(Recorded data)
◇ ◇ ◇ ◇ ◇

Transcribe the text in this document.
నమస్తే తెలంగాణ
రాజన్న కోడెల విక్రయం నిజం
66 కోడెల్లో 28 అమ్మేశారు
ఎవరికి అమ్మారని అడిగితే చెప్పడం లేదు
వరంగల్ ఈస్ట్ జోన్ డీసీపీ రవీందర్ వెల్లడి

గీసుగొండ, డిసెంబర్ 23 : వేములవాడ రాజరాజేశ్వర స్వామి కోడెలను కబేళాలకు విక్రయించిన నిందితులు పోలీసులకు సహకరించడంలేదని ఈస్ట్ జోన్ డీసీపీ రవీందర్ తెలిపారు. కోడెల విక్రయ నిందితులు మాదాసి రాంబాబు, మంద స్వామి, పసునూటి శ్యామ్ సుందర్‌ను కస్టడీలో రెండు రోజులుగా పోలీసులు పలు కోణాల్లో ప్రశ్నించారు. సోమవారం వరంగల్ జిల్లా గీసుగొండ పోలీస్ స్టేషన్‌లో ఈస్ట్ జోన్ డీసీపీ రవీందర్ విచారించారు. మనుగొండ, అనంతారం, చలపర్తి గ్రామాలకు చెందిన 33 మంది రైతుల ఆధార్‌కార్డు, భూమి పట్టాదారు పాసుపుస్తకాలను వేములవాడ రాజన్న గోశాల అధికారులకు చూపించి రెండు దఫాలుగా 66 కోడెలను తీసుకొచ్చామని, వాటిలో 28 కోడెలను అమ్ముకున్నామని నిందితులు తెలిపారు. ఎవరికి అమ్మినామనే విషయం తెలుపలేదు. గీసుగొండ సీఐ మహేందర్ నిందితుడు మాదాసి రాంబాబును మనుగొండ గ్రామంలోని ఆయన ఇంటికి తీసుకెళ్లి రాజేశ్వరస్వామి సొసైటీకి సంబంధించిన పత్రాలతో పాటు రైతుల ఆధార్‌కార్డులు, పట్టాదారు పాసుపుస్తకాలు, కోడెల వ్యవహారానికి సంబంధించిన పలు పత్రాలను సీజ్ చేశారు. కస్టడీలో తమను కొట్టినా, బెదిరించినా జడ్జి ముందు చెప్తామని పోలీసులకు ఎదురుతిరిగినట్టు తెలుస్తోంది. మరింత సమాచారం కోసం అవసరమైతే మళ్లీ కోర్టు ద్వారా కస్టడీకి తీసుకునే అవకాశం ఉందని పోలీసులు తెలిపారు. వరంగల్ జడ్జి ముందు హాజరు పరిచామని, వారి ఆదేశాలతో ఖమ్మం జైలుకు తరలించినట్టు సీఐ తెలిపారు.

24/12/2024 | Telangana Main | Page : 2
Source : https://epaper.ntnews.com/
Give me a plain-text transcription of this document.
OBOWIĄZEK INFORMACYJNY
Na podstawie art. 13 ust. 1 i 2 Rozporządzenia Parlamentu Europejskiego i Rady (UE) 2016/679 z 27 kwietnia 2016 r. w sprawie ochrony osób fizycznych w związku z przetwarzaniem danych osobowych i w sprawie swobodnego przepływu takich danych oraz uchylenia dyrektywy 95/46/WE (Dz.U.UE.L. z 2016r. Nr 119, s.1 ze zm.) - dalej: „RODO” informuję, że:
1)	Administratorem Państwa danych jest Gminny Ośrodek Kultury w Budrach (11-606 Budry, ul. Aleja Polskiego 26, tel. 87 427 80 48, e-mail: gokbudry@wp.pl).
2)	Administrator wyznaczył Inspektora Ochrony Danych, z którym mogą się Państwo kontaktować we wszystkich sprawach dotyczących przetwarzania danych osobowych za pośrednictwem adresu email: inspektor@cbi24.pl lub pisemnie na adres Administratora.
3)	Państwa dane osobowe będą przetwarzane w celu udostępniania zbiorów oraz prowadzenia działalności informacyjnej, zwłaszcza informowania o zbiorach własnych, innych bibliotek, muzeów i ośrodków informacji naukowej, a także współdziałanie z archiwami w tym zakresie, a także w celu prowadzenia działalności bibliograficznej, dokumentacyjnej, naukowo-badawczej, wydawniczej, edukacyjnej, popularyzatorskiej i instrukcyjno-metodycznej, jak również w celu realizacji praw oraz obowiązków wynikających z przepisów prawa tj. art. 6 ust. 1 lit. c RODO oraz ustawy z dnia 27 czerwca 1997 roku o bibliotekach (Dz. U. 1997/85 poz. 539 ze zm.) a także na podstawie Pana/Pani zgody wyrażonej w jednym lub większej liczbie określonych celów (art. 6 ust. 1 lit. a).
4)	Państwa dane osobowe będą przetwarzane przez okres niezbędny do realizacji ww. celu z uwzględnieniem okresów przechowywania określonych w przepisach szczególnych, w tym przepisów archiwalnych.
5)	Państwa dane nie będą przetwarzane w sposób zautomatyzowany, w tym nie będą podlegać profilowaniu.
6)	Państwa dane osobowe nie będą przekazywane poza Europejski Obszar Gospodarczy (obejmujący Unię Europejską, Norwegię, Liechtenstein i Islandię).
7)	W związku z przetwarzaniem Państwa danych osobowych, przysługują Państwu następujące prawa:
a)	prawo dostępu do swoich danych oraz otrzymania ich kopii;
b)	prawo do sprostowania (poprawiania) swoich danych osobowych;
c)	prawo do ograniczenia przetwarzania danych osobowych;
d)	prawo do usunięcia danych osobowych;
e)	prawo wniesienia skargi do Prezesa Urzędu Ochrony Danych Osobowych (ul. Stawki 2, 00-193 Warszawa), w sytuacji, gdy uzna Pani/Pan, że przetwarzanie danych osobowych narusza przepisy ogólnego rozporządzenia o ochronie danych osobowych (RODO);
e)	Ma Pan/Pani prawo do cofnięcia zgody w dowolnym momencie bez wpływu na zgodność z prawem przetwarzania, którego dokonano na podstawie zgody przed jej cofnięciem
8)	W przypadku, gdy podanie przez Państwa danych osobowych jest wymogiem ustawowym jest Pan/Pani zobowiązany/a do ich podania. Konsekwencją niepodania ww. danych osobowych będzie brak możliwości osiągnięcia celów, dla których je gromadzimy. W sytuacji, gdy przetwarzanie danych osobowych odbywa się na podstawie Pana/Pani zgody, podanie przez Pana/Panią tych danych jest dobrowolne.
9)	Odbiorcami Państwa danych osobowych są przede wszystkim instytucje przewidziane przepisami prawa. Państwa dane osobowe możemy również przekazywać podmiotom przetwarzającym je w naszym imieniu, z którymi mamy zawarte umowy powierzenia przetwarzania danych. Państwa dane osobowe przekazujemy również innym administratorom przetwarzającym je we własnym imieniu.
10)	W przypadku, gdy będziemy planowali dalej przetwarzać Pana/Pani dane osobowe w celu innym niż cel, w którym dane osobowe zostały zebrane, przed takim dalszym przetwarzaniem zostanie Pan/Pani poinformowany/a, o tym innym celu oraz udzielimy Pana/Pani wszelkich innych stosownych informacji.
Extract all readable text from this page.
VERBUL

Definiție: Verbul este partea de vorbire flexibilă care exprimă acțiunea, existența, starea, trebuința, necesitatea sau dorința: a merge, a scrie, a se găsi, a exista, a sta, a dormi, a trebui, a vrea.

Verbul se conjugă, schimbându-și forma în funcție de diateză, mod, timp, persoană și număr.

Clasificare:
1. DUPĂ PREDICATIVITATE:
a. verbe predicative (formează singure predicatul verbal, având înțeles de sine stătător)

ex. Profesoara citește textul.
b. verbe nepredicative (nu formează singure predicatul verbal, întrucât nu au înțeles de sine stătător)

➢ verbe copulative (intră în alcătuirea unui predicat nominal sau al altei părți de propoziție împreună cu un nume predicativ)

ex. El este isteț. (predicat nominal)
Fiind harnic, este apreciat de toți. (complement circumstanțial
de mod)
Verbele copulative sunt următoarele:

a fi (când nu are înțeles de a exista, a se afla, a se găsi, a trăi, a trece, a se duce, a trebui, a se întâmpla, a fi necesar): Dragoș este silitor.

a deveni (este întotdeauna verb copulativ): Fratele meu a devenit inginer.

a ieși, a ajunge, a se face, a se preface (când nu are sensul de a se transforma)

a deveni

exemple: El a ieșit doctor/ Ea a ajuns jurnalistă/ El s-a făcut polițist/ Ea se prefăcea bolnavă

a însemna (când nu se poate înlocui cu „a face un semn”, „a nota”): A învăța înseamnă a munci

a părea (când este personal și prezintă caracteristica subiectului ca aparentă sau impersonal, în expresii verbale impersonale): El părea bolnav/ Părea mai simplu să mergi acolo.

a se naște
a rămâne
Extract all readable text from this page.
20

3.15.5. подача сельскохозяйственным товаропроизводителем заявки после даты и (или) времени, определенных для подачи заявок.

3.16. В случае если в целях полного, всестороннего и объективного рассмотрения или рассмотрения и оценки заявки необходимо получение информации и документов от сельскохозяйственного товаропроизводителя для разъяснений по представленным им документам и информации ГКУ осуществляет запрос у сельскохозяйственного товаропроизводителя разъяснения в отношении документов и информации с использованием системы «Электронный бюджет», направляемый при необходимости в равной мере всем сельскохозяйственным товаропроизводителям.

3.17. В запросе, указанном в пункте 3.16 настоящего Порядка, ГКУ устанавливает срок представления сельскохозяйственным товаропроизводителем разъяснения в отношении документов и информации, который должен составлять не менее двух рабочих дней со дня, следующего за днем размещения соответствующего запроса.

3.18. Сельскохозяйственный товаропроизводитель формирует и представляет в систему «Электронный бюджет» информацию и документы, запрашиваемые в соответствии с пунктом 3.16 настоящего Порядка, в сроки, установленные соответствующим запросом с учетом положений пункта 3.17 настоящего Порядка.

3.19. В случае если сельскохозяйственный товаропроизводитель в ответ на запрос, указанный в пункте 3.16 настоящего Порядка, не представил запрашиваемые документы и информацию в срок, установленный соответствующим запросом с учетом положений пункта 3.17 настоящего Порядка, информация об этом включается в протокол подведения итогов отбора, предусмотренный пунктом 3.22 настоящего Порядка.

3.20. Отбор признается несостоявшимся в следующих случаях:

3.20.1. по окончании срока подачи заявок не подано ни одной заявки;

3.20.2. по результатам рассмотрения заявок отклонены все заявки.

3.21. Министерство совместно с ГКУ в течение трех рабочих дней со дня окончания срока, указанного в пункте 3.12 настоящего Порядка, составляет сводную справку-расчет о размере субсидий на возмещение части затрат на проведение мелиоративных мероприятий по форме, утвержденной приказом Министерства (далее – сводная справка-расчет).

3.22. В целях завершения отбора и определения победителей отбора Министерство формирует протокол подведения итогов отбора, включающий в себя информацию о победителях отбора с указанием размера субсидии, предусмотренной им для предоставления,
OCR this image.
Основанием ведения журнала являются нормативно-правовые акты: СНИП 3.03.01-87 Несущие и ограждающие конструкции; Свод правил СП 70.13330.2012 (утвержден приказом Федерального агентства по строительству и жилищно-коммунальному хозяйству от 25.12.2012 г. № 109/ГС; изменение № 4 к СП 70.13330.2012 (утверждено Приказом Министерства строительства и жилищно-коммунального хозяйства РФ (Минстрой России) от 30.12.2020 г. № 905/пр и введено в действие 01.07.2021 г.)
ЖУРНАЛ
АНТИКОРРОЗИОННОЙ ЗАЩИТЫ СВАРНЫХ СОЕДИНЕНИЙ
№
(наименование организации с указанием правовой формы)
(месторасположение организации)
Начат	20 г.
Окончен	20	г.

◇ ◇ ◇ ◇ ◇

:: TASK INSTRUCTIONS ::
Indicate how many lines of the material contain the string "указанием", giving the number and nothing more.

:: EXERCISE OUTPUT ::
2